WHAT TO PRODUCE
Give back all the data exactly, line by line.

THE DATA
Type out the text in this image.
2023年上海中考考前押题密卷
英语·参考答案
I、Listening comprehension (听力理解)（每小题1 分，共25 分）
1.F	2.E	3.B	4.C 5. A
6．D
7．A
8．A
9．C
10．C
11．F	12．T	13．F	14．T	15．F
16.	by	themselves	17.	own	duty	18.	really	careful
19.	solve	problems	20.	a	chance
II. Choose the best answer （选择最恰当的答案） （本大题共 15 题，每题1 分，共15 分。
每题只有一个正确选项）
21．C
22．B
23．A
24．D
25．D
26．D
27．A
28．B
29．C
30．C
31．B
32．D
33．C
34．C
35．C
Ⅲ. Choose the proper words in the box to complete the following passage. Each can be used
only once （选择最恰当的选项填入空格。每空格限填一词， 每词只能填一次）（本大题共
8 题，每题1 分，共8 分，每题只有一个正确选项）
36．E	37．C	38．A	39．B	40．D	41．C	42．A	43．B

ANSWER FOR THIS EXERCISE
Type out the text in this image.
2023年上海中考考前押题密卷
英语·参考答案
I、Listening comprehension (听力理解)（每小题1 分，共25 分）
1.F	2.E	3.B	4.C 5. A
6．D
7．A
8．A
9．C
10．C
11．F	12．T	13．F	14．T	15．F
16.	by	themselves	17.	own	duty	18.	really	careful
19.	solve	problems	20.	a	chance
II. Choose the best answer （选择最恰当的答案） （本大题共 15 题，每题1 分，共15 分。
每题只有一个正确选项）
21．C
22．B
23．A
24．D
25．D
26．D
27．A
28．B
29．C
30．C
31．B
32．D
33．C
34．C
35．C
Ⅲ. Choose the proper words in the box to complete the following passage. Each can be used
only once （选择最恰当的选项填入空格。每空格限填一词， 每词只能填一次）（本大题共
8 题，每题1 分，共8 分，每题只有一个正确选项）
36．E	37．C	38．A	39．B	40．D	41．C	42．A	43．B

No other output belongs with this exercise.